[TASK REQUIREMENTS]: Retype every line of the records below word for word, leaving out the pictures.

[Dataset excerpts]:
★ ★ ★

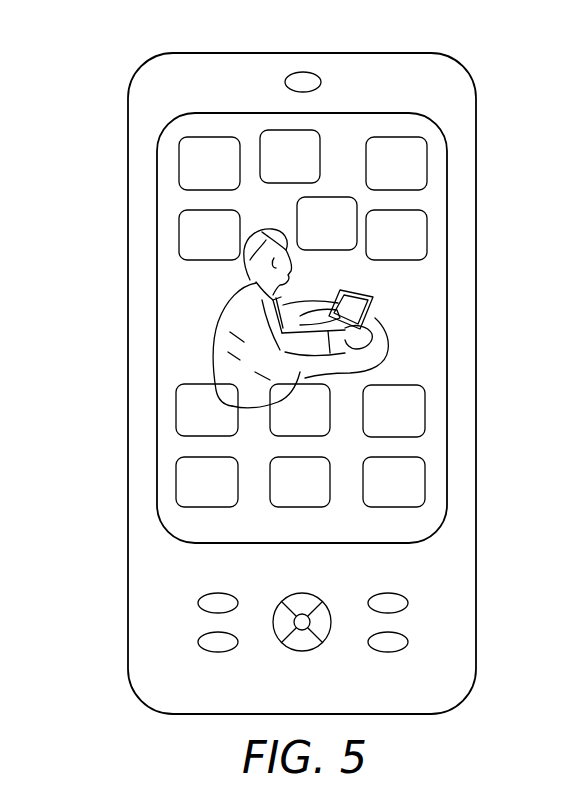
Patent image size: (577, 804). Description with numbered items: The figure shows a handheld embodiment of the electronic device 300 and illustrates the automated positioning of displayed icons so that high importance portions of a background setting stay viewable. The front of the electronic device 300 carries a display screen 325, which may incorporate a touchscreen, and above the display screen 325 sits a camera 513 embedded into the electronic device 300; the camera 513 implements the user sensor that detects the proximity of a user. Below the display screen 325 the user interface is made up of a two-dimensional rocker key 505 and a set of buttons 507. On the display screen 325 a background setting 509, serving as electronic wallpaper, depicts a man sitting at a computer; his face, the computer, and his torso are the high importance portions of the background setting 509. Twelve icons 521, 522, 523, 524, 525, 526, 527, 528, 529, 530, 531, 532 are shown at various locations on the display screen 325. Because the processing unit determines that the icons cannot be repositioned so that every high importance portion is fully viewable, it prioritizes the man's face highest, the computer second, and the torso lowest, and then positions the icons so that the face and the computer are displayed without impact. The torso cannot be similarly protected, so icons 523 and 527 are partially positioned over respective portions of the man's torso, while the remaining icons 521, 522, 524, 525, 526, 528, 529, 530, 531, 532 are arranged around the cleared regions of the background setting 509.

The electronic device 300 is at (476, 123).
The display screen 325 is at (447, 319).
The camera 513 is at (303, 72).
The background setting 509 is at (381, 304).
The two-dimensional rocker key 505 is at (302, 651).
The set of buttons 507 is at (218, 652).
The icon 521 is at (213, 137).
The icon 522 is at (179, 237).
The icon 523 is at (176, 410).
The icon 524 is at (176, 481).
The icon 525 is at (298, 130).
The icon 526 is at (340, 197).
The icon 527 is at (330, 418).
The icon 528 is at (300, 508).
The icon 529 is at (427, 162).
The icon 530 is at (427, 233).
The icon 531 is at (425, 410).
The icon 532 is at (425, 481).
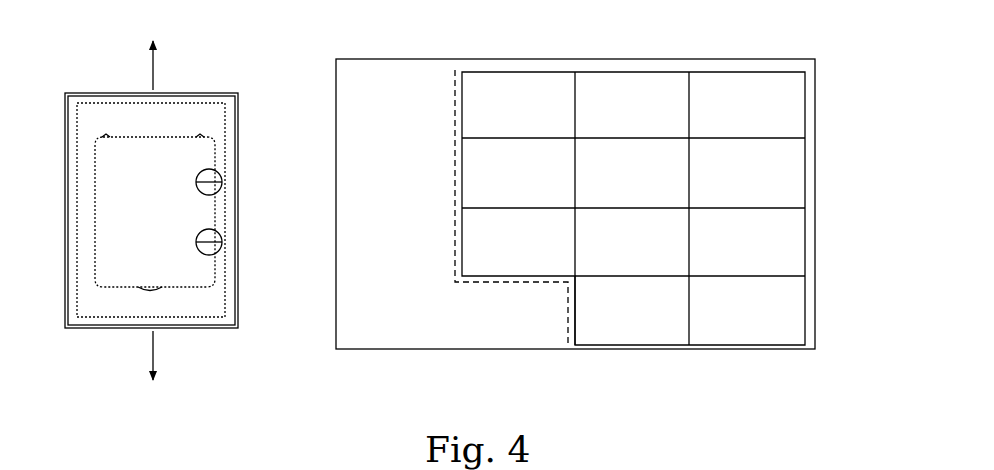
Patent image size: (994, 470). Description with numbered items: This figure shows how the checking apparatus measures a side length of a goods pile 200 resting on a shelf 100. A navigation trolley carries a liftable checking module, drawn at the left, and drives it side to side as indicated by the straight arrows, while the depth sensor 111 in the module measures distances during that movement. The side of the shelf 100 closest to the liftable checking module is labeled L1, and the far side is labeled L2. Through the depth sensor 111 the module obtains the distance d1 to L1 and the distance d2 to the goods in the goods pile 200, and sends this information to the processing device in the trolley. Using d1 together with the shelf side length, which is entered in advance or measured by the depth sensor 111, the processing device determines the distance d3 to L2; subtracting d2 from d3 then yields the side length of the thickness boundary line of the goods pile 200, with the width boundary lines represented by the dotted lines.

The shelf 100 is at (373, 57).
The goods pile 200 is at (788, 184).
The depth sensor 111 is at (218, 247).
The side of the shelf close to the liftable checking module L1 is at (335, 92).
The side of the shelf away from the liftable checking module L2 is at (816, 91).
The distance between the liftable checking module and L1 d1 is at (334, 174).
The distance between the goods in the goods pile and the liftable checking module d2 is at (452, 185).
The distance between the liftable checking module and L2 d3 is at (822, 377).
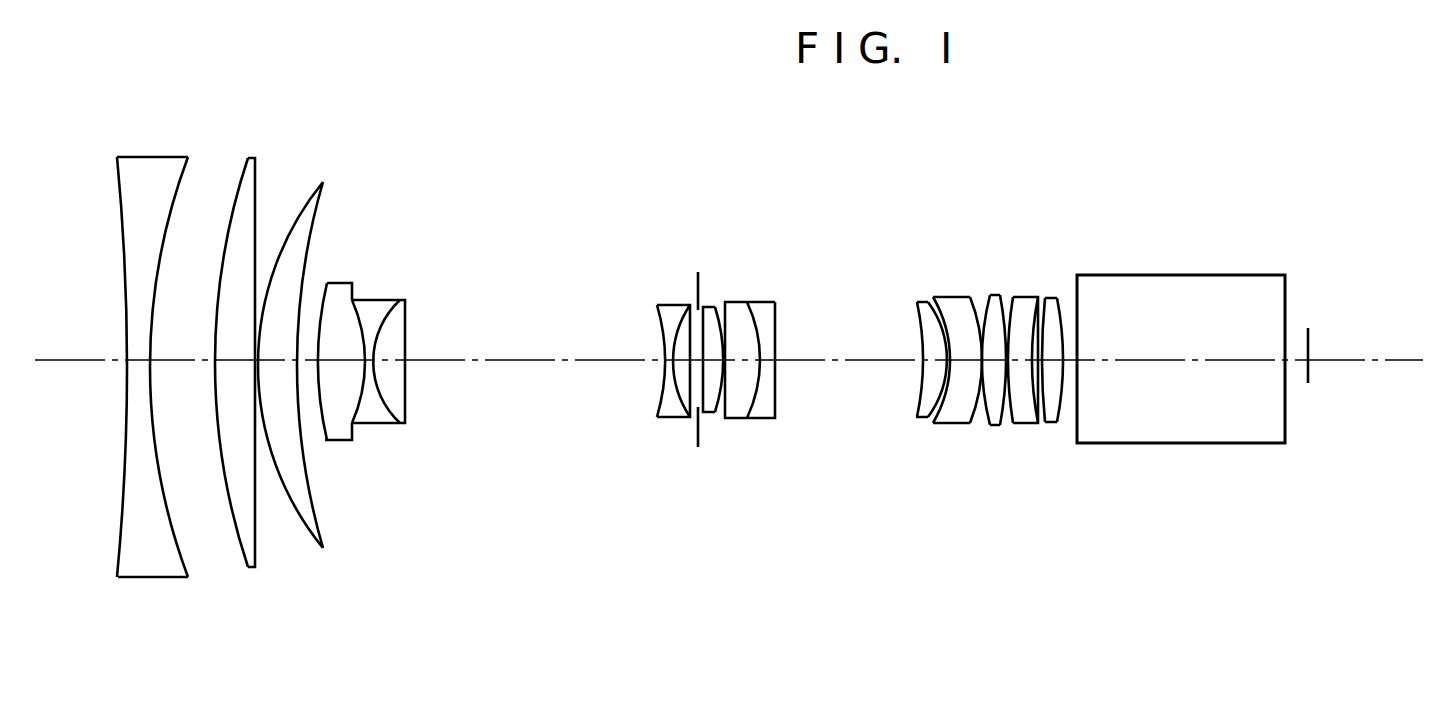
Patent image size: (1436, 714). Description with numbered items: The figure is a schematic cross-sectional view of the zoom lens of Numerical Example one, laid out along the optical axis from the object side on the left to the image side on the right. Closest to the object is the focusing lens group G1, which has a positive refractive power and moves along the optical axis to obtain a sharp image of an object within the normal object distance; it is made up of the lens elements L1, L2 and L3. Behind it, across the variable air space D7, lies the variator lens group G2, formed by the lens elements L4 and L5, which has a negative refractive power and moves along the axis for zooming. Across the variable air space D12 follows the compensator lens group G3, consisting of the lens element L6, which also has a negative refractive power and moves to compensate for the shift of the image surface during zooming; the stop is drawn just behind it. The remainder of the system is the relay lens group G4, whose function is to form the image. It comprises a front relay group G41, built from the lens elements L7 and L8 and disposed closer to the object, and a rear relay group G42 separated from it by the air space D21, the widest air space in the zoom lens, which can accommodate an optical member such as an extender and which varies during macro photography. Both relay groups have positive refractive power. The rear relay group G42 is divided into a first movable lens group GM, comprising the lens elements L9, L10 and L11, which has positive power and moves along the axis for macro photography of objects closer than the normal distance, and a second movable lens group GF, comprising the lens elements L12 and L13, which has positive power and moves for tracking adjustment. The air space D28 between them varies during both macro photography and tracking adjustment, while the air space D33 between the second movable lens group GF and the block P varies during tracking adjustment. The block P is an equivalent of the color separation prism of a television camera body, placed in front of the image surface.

The focusing lens group G1 is at (362, 62).
The variator lens group G2 is at (425, 227).
The compensator lens group G3 is at (688, 222).
The relay lens group G4 is at (1082, 222).
The front relay group G41 is at (788, 549).
The rear relay group G42 is at (1073, 546).
The first movable lens group GM is at (1005, 440).
The second movable lens group GF is at (1062, 440).
The lens element L1 is at (148, 156).
The lens element L2 is at (253, 158).
The lens element L3 is at (320, 181).
The lens element L4 is at (335, 293).
The lens element L5 is at (383, 298).
The lens element L6 is at (672, 305).
The lens element L7 is at (702, 308).
The lens element L8 is at (740, 300).
The lens element L9 is at (918, 302).
The lens element L10 is at (948, 297).
The lens element L11 is at (992, 295).
The lens element L12 is at (1020, 297).
The lens element L13 is at (1050, 298).
The color separation prism equivalent P is at (1168, 275).
The variable air space D7 is at (307, 363).
The variable air space D12 is at (572, 363).
The variable air space D21 is at (852, 365).
The variable air space D28 is at (1007, 361).
The variable air space D33 is at (1068, 361).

★ ★ ★

[RESPONSE TO THE TASK]:
Patent image size: (577, 804). Description with numbered items: The figure shows a handheld embodiment of the electronic device 300 and illustrates the automated positioning of displayed icons so that high importance portions of a background setting stay viewable. The front of the electronic device 300 carries a display screen 325, which may incorporate a touchscreen, and above the display screen 325 sits a camera 513 embedded into the electronic device 300; the camera 513 implements the user sensor that detects the proximity of a user. Below the display screen 325 the user interface is made up of a two-dimensional rocker key 505 and a set of buttons 507. On the display screen 325 a background setting 509, serving as electronic wallpaper, depicts a man sitting at a computer; his face, the computer, and his torso are the high importance portions of the background setting 509. Twelve icons 521, 522, 523, 524, 525, 526, 527, 528, 529, 530, 531, 532 are shown at various locations on the display screen 325. Because the processing unit determines that the icons cannot be repositioned so that every high importance portion is fully viewable, it prioritizes the man's face highest, the computer second, and the torso lowest, and then positions the icons so that the face and the computer are displayed without impact. The torso cannot be similarly protected, so icons 523 and 527 are partially positioned over respective portions of the man's torso, while the remaining icons 521, 522, 524, 525, 526, 528, 529, 530, 531, 532 are arranged around the cleared regions of the background setting 509.

The electronic device 300 is at (476, 123).
The display screen 325 is at (447, 319).
The camera 513 is at (303, 72).
The background setting 509 is at (381, 304).
The two-dimensional rocker key 505 is at (302, 651).
The set of buttons 507 is at (218, 652).
The icon 521 is at (213, 137).
The icon 522 is at (179, 237).
The icon 523 is at (176, 410).
The icon 524 is at (176, 481).
The icon 525 is at (298, 130).
The icon 526 is at (340, 197).
The icon 527 is at (330, 418).
The icon 528 is at (300, 508).
The icon 529 is at (427, 162).
The icon 530 is at (427, 233).
The icon 531 is at (425, 410).
The icon 532 is at (425, 481).
Patent image size: (994, 470). Description with numbered items: This figure shows how the checking apparatus measures a side length of a goods pile 200 resting on a shelf 100. A navigation trolley carries a liftable checking module, drawn at the left, and drives it side to side as indicated by the straight arrows, while the depth sensor 111 in the module measures distances during that movement. The side of the shelf 100 closest to the liftable checking module is labeled L1, and the far side is labeled L2. Through the depth sensor 111 the module obtains the distance d1 to L1 and the distance d2 to the goods in the goods pile 200, and sends this information to the processing device in the trolley. Using d1 together with the shelf side length, which is entered in advance or measured by the depth sensor 111, the processing device determines the distance d3 to L2; subtracting d2 from d3 then yields the side length of the thickness boundary line of the goods pile 200, with the width boundary lines represented by the dotted lines.

The shelf 100 is at (373, 57).
The goods pile 200 is at (788, 184).
The depth sensor 111 is at (218, 247).
The side of the shelf close to the liftable checking module L1 is at (335, 92).
The side of the shelf away from the liftable checking module L2 is at (816, 91).
The distance between the liftable checking module and L1 d1 is at (334, 174).
The distance between the goods in the goods pile and the liftable checking module d2 is at (452, 185).
The distance between the liftable checking module and L2 d3 is at (822, 377).
Patent image size: (1436, 714). Description with numbered items: The figure is a schematic cross-sectional view of the zoom lens of Numerical Example one, laid out along the optical axis from the object side on the left to the image side on the right. Closest to the object is the focusing lens group G1, which has a positive refractive power and moves along the optical axis to obtain a sharp image of an object within the normal object distance; it is made up of the lens elements L1, L2 and L3. Behind it, across the variable air space D7, lies the variator lens group G2, formed by the lens elements L4 and L5, which has a negative refractive power and moves along the axis for zooming. Across the variable air space D12 follows the compensator lens group G3, consisting of the lens element L6, which also has a negative refractive power and moves to compensate for the shift of the image surface during zooming; the stop is drawn just behind it. The remainder of the system is the relay lens group G4, whose function is to form the image. It comprises a front relay group G41, built from the lens elements L7 and L8 and disposed closer to the object, and a rear relay group G42 separated from it by the air space D21, the widest air space in the zoom lens, which can accommodate an optical member such as an extender and which varies during macro photography. Both relay groups have positive refractive power. The rear relay group G42 is divided into a first movable lens group GM, comprising the lens elements L9, L10 and L11, which has positive power and moves along the axis for macro photography of objects closer than the normal distance, and a second movable lens group GF, comprising the lens elements L12 and L13, which has positive power and moves for tracking adjustment. The air space D28 between them varies during both macro photography and tracking adjustment, while the air space D33 between the second movable lens group GF and the block P varies during tracking adjustment. The block P is an equivalent of the color separation prism of a television camera body, placed in front of the image surface.

The focusing lens group G1 is at (362, 62).
The variator lens group G2 is at (425, 227).
The compensator lens group G3 is at (688, 222).
The relay lens group G4 is at (1082, 222).
The front relay group G41 is at (788, 549).
The rear relay group G42 is at (1073, 546).
The first movable lens group GM is at (1005, 440).
The second movable lens group GF is at (1062, 440).
The lens element L1 is at (148, 156).
The lens element L2 is at (253, 158).
The lens element L3 is at (320, 181).
The lens element L4 is at (335, 293).
The lens element L5 is at (383, 298).
The lens element L6 is at (672, 305).
The lens element L7 is at (702, 308).
The lens element L8 is at (740, 300).
The lens element L9 is at (918, 302).
The lens element L10 is at (948, 297).
The lens element L11 is at (992, 295).
The lens element L12 is at (1020, 297).
The lens element L13 is at (1050, 298).
The color separation prism equivalent P is at (1168, 275).
The variable air space D7 is at (307, 363).
The variable air space D12 is at (572, 363).
The variable air space D21 is at (852, 365).
The variable air space D28 is at (1007, 361).
The variable air space D33 is at (1068, 361).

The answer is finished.